[Document extract]
---
Otago Daily Times

Poetical potpourri

- wordwaysdu­nedin@hotmail.com

POETRY seldom makes the news, but it does have its moments. What’s more, spring has now sprung, and poets have celebrated it in ways which help us understand its meanings; maybe not news, but renewal.

Poetry Day

National Poetry Day was Friday, August 25. My colleague Jacob Edmond ensured the day was marked, by poets reading their own work or each other’s, or by others reading favourites. Guess which poet I chose.

Paradise Lost

Chose is not the right word. Milton chose himself, because his epic appeared in print in August 1667, 350 years ago, in its first or tenbook form. We mostly know it in its second, twelvebook form. (That change is a story in itself.) Its printer, Samuel Simmons, registered it, whereupon the poem began its published life. Read about it in the excellent posting by Anthony Tedeschi, once of the Dunedin Public Libraries, now of the Turnbull Library in Wellington. Google lostturns3­50.

Spring is sprung

And spring has come. Poets have jubilated about this, not always memorably. Opinions vary about Wordsworth’s Daffodils. Browning yearned: O to be in England now that April’s here/ And whoever wakes in England sees, some morning, unaware/ That the lowest boughs and the brushwood sheaf/ Round the elmtree bole are in tiny leaf/ and so forth. But springtime springs earlier here than our equivalent of April. And how do you see unaware? Isn’t seeing to be aware?
---
[Task details] Reproduce the stretch of the poetry column from "POETRY seldom makes" through "poet I chose.". The rows aren't needed for this work.
---
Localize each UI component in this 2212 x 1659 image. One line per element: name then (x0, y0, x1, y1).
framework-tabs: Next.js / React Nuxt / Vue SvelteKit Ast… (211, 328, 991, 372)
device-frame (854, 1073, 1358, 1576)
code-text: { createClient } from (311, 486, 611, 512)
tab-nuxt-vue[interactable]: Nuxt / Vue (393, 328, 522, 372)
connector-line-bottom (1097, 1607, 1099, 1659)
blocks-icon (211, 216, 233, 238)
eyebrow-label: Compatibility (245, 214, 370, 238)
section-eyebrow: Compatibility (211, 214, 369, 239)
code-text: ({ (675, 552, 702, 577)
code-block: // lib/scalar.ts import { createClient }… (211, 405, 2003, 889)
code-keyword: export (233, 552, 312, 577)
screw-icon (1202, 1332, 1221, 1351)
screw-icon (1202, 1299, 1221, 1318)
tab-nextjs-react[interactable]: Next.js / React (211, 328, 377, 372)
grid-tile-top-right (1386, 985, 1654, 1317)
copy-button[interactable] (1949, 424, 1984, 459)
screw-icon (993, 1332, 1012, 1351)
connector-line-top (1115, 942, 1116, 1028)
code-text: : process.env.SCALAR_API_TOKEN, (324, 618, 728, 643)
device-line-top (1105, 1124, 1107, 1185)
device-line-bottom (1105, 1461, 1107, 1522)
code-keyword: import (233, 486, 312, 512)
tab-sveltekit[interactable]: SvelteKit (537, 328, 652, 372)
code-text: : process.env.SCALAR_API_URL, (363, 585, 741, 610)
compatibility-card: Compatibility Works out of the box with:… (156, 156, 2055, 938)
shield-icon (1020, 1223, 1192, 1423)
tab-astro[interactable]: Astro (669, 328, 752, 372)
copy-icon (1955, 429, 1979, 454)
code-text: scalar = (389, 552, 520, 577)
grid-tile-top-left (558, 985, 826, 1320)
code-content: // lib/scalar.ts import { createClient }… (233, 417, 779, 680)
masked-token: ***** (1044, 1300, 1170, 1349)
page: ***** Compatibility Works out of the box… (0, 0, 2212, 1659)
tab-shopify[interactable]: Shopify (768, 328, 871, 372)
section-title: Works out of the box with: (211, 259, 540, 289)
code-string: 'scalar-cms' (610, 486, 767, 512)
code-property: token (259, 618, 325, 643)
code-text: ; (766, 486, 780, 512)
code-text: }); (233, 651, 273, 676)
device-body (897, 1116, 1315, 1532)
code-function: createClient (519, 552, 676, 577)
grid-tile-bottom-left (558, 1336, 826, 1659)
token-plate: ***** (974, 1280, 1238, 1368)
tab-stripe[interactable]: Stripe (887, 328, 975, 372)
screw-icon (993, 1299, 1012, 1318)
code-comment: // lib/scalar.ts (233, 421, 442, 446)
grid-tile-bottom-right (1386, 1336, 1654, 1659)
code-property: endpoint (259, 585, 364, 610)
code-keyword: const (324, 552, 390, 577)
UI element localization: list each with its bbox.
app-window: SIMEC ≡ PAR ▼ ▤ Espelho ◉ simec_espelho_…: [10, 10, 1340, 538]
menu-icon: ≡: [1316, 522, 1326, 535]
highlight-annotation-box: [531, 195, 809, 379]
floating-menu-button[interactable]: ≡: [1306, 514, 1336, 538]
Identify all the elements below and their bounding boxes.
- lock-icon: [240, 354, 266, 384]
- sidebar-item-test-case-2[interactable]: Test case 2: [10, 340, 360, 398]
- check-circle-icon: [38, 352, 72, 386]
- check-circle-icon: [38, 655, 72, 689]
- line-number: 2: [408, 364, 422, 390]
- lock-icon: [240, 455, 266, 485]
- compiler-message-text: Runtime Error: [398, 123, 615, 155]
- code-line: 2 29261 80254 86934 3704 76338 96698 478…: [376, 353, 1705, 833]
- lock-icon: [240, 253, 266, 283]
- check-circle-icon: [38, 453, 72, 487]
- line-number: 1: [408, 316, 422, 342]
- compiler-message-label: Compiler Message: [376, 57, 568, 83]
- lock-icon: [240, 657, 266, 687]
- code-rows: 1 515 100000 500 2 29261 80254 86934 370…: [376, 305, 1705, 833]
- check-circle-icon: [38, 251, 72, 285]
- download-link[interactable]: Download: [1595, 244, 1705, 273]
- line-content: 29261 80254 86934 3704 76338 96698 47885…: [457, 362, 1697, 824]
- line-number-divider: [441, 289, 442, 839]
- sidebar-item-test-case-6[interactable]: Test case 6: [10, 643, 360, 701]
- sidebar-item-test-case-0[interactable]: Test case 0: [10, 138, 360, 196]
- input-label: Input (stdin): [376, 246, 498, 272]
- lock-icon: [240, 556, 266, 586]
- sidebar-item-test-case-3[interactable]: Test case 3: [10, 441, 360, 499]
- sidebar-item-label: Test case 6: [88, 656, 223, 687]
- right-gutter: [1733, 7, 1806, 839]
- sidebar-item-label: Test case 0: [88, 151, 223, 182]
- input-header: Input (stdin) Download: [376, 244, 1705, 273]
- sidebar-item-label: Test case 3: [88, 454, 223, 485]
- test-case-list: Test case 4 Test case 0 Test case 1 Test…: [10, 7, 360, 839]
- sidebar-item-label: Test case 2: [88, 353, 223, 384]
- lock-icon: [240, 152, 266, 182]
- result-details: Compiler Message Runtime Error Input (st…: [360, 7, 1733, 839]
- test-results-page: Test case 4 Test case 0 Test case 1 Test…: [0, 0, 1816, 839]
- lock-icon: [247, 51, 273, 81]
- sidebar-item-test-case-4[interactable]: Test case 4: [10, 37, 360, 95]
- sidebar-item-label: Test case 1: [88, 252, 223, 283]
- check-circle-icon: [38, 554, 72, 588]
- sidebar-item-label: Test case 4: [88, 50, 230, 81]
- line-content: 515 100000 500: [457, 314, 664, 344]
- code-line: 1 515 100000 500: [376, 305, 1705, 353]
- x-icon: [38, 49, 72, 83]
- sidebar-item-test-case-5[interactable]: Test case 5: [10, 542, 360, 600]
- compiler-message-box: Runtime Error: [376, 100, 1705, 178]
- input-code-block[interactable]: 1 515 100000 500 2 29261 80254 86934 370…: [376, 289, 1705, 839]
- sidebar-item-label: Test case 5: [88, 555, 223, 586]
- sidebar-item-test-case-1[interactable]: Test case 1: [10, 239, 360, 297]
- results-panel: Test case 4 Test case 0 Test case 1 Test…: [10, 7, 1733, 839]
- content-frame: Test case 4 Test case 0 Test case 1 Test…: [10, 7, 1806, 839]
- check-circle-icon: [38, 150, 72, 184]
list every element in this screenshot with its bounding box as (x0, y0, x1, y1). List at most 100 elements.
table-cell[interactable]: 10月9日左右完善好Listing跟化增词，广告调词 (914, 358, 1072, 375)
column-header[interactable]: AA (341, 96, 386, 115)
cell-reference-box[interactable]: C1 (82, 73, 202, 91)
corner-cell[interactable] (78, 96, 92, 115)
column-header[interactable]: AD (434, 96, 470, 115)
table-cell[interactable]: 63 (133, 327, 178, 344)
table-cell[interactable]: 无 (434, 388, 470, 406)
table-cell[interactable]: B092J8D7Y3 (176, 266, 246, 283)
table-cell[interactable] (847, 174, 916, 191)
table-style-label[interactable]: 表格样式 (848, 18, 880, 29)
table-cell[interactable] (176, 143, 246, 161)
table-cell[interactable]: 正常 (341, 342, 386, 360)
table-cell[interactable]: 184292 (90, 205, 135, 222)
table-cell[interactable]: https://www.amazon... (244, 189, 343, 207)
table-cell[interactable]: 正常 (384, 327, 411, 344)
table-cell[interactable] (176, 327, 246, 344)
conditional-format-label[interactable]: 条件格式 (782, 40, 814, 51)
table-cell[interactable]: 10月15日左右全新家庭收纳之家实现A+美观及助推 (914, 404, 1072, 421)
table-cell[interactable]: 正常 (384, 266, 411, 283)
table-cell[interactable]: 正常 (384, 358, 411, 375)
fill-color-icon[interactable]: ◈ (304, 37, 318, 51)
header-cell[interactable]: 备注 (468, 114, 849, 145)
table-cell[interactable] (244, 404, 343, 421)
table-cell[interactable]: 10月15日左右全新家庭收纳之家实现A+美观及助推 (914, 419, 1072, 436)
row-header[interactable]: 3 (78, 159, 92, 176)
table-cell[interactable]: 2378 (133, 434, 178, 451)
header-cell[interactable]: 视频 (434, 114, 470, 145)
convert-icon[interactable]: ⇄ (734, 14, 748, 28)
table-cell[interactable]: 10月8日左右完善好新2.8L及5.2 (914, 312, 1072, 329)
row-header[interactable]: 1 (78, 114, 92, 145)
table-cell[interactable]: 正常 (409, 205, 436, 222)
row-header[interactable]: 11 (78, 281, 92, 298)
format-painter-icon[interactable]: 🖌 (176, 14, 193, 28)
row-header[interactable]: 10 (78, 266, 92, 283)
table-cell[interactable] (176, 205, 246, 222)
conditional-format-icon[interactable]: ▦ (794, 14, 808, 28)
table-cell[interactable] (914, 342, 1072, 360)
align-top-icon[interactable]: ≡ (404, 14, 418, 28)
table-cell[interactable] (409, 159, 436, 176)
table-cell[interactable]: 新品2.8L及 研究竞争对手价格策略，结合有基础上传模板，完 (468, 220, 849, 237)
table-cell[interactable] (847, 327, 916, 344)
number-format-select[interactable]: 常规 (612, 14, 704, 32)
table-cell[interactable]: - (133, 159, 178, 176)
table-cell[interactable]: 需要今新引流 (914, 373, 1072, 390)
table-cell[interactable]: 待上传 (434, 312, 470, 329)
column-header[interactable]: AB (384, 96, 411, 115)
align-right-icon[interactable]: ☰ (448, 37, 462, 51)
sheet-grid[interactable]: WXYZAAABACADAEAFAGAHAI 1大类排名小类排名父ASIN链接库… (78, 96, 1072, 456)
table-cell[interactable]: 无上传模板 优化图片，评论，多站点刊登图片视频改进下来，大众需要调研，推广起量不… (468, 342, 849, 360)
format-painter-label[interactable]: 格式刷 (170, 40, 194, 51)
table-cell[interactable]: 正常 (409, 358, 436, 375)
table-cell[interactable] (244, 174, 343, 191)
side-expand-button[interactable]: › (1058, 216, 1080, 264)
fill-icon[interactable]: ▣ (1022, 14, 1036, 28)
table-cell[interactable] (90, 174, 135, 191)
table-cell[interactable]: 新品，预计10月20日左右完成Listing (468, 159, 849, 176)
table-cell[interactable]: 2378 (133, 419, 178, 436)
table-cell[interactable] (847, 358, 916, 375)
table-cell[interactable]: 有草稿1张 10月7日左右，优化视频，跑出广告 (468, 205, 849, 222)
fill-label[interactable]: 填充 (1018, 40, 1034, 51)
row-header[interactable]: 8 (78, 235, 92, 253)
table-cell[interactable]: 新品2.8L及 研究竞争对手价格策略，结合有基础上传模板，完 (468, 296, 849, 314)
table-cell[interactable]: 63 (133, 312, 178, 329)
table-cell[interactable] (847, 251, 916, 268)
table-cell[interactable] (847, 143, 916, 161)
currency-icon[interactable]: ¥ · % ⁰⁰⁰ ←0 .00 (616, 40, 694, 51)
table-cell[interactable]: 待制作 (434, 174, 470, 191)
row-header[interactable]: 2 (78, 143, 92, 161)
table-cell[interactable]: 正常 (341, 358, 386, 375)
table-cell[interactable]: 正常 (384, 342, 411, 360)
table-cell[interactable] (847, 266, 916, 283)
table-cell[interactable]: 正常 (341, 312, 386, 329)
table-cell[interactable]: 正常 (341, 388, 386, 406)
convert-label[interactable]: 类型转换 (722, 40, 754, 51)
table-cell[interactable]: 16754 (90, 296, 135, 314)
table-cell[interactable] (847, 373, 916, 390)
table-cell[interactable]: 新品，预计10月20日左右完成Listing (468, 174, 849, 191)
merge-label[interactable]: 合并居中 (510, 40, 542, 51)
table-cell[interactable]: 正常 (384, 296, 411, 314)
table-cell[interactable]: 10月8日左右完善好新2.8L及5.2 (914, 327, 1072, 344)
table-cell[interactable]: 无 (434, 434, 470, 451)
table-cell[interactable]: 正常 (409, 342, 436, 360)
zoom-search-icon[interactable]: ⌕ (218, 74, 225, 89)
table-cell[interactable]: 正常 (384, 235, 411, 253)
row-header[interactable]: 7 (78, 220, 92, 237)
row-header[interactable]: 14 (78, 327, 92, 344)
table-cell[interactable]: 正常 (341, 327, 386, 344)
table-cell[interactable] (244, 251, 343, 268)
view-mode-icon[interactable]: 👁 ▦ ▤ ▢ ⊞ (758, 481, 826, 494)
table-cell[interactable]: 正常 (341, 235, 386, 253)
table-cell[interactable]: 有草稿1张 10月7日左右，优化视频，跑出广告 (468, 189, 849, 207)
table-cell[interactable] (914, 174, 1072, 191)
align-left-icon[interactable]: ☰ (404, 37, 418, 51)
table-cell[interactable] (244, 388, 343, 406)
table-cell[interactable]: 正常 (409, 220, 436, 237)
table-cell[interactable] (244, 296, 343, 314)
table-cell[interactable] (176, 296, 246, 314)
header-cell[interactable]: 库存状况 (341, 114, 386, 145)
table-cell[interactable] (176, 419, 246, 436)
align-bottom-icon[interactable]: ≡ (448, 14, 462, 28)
---
[Solution to the exercise]
POETRY seldom makes the news, but it does have its moments. What’s more, spring has now sprung, and poets have celebrated it in ways which help us understand its meanings; maybe not news, but renewal.

Poetry Day

National Poetry Day was Friday, August 25. My colleague Jacob Edmond ensured the day was marked, by poets reading their own work or each other’s, or by others reading favourites. Guess which poet I chose.